- Source text -
>>>

Adding more debt, along with deregulation started in the Reagan years and exacerbated by Greenspan’s monetary policies, is what brought the country to this catastrophic place, Batra says.
“The assumption that the government can borrow and have as much money as it likes and have no consequences; that has never happened. In the end, debt unravels and brings about much more misery than there has to be,” he said.
Batra thinks Obama “has his heart in the right place” and adds that it’s a benefit that he’s not a member of the rich elite. His fear, however, is that, based on who he’s bringing on board, “Obama will face a steep learning curve.”
Until the nation realizes that it has to get money and power to the lower levels on the socioeconomic ladder, he said, all proposals are merely Band-aids.
While he thinks that some help for the auto industry is needed, he’s outraged at the recent bailout debate, seeing the demands in Congress for auto worker wage cuts as a glaring example of class prejudice. “When they were talking about Wall Street, nobody asked for wage cuts,” Batra said.
The nation’s whole political and socioeconomic culture needs to change, Batra believes — the same kind of overhaul that was so badly needed at the beginning of the Great Depression.
In the 1930s, leaders failed to bail out the banks, rejecting the Keynesian call for government intervention to stabilize the private sector. This time around, leaders are making darned sure they don’t forget the banks, but they’re misguided in their approach, Batra said.
It’s foolish, he said, for Congress to be wondering why the banks aren’t using the bailout money to help homeowners and other borrowers. “The banks aren’t getting paid back on their earlier loans because people are up to their necks in debt … and the banks are paying interest [to the government] on this money,” Batra said.
One of the few proposals he’s liked has come from FDIC chief Sheila Blair, who has been calling for targeted loan flexibility and related assistance to help homeowners who are delinquent in their mortgage payments.

<<<

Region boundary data

>>>

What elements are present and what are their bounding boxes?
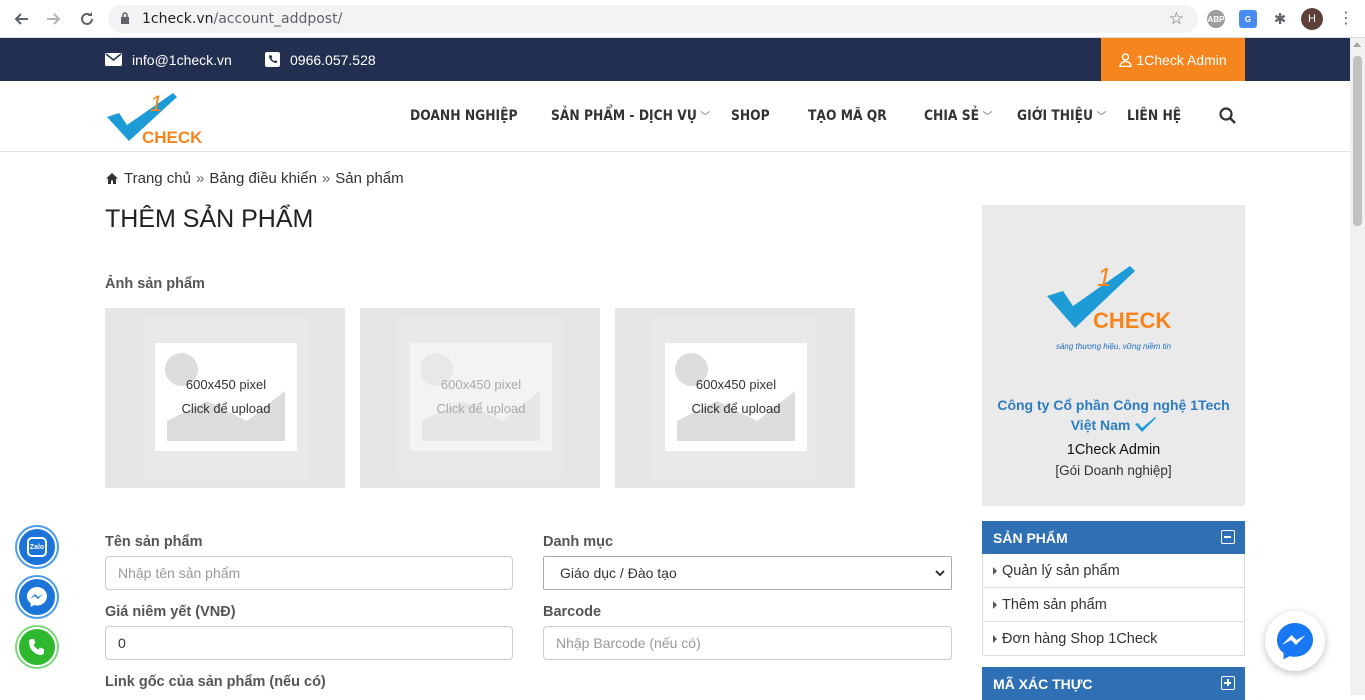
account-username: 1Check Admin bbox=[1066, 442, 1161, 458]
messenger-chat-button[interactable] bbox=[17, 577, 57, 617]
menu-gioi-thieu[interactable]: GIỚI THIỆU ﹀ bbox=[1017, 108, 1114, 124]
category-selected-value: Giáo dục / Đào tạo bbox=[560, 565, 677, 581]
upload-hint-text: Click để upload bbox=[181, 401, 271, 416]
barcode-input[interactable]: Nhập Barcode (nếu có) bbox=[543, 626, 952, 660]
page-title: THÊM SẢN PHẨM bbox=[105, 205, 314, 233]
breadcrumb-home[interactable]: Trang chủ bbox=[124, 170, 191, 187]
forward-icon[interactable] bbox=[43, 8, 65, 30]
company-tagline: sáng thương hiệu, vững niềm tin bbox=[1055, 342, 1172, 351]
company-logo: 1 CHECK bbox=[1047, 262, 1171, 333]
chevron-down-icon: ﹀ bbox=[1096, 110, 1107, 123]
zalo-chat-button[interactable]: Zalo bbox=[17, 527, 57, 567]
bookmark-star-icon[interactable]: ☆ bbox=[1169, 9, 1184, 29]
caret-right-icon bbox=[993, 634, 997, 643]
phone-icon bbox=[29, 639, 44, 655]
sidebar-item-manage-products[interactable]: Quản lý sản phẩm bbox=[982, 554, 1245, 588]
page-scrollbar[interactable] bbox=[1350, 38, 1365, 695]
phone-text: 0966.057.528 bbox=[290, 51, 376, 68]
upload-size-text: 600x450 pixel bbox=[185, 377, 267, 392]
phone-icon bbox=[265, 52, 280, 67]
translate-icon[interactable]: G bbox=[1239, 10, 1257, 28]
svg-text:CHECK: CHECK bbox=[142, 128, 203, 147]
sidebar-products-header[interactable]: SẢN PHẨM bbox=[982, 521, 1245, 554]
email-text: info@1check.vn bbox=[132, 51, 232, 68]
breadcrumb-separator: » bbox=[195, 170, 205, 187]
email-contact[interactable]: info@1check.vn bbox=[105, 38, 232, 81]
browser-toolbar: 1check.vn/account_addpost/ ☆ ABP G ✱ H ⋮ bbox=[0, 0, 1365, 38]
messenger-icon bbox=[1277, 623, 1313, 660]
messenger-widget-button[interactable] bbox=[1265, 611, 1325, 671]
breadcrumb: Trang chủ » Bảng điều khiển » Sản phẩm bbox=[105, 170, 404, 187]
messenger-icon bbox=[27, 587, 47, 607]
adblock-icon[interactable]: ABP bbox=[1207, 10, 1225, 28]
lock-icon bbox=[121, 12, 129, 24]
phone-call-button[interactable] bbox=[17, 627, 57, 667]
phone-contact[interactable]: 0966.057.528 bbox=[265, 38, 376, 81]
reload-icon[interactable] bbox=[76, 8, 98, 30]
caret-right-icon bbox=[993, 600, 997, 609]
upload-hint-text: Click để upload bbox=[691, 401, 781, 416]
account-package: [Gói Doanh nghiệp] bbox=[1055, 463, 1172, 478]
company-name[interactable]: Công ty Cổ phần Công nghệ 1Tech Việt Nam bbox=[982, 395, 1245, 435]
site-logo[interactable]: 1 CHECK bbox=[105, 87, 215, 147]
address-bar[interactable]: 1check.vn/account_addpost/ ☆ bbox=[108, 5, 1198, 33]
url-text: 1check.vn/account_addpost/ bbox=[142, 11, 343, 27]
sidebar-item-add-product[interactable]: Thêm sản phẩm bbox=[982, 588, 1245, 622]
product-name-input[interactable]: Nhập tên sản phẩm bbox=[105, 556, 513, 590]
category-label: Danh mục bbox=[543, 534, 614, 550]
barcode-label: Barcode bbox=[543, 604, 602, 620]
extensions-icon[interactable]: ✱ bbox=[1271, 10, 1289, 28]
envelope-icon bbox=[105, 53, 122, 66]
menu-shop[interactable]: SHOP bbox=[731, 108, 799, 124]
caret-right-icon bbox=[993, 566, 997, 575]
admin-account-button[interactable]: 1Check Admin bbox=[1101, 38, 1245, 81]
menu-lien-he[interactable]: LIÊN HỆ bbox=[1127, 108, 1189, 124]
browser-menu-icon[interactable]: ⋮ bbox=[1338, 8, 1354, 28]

<<<

- Given instruction 1 -
Answer these from the article on Batra's economic views:
(a) According to Batra, what did nobody ask for when they were talking about Wall Street?
(b) What did leaders fail to do in the 1930s?
(c) Who is named as the FDIC chief?
- Given instruction 2 -
List every person named in the article on Batra's economic views. Skip names that appear only as adjectives.
- Given instruction 3 -
From the article on Batra's economic views, extract everything from "While he thinks" down to "approach, Batra said.".
Nothing in the records is needed here.

- Full response 1 -
(a) Wage cuts.
(b) Bail out the banks.
(c) Sheila Blair.

- Full response 2 -
Reagan, Greenspan, Batra, Obama, Sheila Blair

- Full response 3 -
While he thinks that some help for the auto industry is needed, he’s outraged at the recent bailout debate, seeing the demands in Congress for auto worker wage cuts as a glaring example of class prejudice. “When they were talking about Wall Street, nobody asked for wage cuts,” Batra said.
The nation’s whole political and socioeconomic culture needs to change, Batra believes — the same kind of overhaul that was so badly needed at the beginning of the Great Depression.
In the 1930s, leaders failed to bail out the banks, rejecting the Keynesian call for government intervention to stabilize the private sector. This time around, leaders are making darned sure they don’t forget the banks, but they’re misguided in their approach, Batra said.